SET EXERCISE — Return all lines with the word "title" in them.

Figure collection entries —
-------------------------
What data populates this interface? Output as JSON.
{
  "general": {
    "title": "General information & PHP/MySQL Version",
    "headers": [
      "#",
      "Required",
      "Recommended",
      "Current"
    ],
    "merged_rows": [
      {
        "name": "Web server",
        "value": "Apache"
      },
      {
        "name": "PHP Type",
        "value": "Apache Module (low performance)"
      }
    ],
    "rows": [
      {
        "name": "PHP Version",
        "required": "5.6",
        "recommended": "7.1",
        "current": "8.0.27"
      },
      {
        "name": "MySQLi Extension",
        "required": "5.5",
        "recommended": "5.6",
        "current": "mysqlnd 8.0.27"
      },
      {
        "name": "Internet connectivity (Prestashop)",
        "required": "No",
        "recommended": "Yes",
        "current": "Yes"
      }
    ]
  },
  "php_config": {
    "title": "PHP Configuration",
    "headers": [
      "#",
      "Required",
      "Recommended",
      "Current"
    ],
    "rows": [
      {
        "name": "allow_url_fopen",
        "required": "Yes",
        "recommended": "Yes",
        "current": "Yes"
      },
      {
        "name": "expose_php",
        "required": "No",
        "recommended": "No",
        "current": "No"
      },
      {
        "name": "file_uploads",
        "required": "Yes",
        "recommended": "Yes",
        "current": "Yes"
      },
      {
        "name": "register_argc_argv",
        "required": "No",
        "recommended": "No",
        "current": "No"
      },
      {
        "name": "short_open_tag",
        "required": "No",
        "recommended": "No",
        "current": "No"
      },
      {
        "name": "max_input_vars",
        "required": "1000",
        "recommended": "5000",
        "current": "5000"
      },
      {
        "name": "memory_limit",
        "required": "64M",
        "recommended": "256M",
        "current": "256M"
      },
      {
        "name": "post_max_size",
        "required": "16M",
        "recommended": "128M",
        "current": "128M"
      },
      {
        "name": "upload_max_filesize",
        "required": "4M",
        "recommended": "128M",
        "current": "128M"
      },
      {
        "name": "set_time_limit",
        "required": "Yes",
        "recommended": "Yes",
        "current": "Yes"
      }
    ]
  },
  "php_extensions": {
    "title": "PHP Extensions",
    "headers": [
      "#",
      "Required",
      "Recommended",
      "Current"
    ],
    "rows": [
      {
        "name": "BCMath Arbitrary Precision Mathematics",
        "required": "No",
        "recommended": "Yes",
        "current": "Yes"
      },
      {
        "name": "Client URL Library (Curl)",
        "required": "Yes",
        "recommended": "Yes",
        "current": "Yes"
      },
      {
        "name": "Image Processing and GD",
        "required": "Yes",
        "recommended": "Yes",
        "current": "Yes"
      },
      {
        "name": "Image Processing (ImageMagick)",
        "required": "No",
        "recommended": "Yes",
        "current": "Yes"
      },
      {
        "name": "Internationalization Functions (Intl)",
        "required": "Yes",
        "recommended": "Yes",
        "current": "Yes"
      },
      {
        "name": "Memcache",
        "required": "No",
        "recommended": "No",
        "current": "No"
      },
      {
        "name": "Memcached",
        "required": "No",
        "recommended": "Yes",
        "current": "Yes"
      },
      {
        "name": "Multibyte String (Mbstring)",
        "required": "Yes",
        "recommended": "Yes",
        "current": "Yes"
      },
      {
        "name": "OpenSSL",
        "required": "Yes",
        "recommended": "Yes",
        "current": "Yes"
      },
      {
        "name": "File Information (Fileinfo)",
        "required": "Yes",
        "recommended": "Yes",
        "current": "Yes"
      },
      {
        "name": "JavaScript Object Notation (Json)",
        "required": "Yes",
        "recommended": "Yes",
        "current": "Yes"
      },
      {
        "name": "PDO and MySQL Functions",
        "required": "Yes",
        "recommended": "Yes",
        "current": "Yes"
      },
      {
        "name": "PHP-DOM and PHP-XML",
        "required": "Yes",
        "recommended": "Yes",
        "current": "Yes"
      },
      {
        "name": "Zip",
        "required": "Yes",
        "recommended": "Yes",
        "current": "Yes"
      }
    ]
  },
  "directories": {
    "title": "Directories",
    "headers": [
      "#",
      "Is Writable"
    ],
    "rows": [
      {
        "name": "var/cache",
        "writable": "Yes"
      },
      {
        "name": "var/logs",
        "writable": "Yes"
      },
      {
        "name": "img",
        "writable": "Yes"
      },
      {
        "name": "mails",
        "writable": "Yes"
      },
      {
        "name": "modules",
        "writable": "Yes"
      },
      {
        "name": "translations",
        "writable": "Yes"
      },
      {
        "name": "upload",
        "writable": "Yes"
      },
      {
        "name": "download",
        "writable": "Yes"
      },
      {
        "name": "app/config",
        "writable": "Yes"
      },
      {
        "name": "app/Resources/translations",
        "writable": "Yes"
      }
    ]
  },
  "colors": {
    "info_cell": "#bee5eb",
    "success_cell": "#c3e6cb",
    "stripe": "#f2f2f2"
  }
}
-------------------------
OUTPUT OF THE EXERCISE —
    "title": "General information & PHP/MySQL Version",
    "title": "PHP Configuration",
    "title": "PHP Extensions",
    "title": "Directories",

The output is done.